[Data lines start]
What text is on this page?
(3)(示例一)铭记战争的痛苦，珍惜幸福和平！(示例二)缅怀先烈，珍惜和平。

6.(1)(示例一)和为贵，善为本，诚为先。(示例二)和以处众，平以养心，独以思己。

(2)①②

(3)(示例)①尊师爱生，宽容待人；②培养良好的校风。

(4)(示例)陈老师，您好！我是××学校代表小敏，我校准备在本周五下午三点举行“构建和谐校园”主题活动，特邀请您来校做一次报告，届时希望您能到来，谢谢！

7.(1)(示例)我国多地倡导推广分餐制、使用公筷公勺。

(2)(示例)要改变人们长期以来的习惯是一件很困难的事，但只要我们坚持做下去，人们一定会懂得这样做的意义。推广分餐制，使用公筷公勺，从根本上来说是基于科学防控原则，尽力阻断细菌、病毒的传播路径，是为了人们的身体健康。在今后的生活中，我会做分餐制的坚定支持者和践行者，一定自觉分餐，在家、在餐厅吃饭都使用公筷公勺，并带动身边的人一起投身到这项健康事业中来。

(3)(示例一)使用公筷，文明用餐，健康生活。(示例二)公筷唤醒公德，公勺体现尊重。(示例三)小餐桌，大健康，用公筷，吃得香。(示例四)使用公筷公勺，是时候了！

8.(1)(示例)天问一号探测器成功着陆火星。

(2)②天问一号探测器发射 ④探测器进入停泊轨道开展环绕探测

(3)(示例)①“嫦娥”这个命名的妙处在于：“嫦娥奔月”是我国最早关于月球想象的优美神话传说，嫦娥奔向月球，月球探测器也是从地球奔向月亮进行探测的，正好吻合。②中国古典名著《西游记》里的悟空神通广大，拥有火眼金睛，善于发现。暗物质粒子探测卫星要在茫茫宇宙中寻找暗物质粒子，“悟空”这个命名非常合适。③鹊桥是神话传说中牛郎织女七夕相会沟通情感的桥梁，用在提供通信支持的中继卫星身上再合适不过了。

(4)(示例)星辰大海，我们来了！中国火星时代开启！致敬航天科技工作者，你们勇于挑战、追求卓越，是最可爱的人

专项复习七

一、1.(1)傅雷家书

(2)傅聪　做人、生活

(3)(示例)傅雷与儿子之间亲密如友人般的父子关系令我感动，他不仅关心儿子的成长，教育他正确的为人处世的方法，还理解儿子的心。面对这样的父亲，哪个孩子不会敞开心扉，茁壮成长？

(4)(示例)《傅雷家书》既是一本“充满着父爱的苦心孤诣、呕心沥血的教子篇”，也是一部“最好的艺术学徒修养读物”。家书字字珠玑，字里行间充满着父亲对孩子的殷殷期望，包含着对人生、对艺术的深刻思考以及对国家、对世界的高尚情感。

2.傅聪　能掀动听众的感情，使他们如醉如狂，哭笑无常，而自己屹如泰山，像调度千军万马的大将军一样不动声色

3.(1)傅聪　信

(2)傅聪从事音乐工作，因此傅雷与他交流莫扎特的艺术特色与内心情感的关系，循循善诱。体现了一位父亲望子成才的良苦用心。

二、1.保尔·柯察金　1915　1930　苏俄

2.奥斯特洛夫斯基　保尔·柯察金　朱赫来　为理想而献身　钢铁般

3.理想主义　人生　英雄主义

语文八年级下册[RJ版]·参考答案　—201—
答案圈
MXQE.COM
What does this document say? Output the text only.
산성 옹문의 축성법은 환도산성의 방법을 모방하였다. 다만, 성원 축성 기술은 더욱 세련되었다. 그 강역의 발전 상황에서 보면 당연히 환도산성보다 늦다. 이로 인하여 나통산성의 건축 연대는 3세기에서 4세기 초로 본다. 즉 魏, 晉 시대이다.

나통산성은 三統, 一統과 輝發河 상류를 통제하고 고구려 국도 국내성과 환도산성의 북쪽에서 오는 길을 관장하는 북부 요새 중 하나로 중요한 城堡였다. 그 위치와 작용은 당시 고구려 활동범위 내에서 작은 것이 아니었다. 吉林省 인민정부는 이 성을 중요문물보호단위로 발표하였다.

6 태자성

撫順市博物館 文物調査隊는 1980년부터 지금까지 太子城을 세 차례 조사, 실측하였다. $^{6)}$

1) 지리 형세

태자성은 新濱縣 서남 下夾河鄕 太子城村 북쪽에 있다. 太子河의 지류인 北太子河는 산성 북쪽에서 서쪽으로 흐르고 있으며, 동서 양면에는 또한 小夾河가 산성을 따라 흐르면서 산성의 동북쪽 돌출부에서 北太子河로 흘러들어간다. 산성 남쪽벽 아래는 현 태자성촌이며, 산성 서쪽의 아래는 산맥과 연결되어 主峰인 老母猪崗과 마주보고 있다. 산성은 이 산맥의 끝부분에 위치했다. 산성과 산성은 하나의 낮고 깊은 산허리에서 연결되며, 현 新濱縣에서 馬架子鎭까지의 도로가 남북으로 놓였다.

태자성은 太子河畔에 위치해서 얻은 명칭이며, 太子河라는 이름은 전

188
[Data lines end]
Return the lines of the records that include the string "환도산성의".

산성 옹문의 축성법은 환도산성의 방법을 모방하였다. 다만, 성원 축성 기술은 더욱 세련되었다. 그 강역의 발전 상황에서 보면 당연히 환도산성보다 늦다. 이로 인하여 나통산성의 건축 연대는 3세기에서 4세기 초로 본다. 즉 魏, 晉 시대이다.
나통산성은 三統, 一統과 輝發河 상류를 통제하고 고구려 국도 국내성과 환도산성의 북쪽에서 오는 길을 관장하는 북부 요새 중 하나로 중요한 城堡였다. 그 위치와 작용은 당시 고구려 활동범위 내에서 작은 것이 아니었다. 吉林省 인민정부는 이 성을 중요문물보호단위로 발표하였다.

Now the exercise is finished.